Copy out all lines in the data below containing the string "теории".

Data extracted from a collection
####################

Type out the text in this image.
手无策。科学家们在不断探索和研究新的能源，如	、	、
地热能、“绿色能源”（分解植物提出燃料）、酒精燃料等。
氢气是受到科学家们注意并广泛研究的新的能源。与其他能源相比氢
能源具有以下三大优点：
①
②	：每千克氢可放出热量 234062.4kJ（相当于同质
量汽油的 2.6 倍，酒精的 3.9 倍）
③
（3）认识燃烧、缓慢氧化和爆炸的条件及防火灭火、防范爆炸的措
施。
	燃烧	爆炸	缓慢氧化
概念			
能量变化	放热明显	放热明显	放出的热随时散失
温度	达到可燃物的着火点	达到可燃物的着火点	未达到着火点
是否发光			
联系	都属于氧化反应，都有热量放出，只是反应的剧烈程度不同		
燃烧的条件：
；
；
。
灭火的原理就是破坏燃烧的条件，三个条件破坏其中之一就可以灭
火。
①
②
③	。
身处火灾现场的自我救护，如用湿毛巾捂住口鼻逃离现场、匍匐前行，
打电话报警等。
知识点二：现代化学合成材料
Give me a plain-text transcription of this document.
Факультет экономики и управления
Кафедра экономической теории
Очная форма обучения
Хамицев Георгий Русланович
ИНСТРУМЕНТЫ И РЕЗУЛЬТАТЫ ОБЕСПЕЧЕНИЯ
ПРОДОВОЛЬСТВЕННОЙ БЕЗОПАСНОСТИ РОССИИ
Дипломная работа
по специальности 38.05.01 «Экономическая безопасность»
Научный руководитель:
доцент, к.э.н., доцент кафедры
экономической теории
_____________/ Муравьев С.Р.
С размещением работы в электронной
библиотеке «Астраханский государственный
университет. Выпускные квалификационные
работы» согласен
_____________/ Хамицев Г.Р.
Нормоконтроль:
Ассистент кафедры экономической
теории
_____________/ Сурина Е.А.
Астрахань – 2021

####################

▸ FINISHED ANSWER:
Кафедра экономической теории
экономической теории
теории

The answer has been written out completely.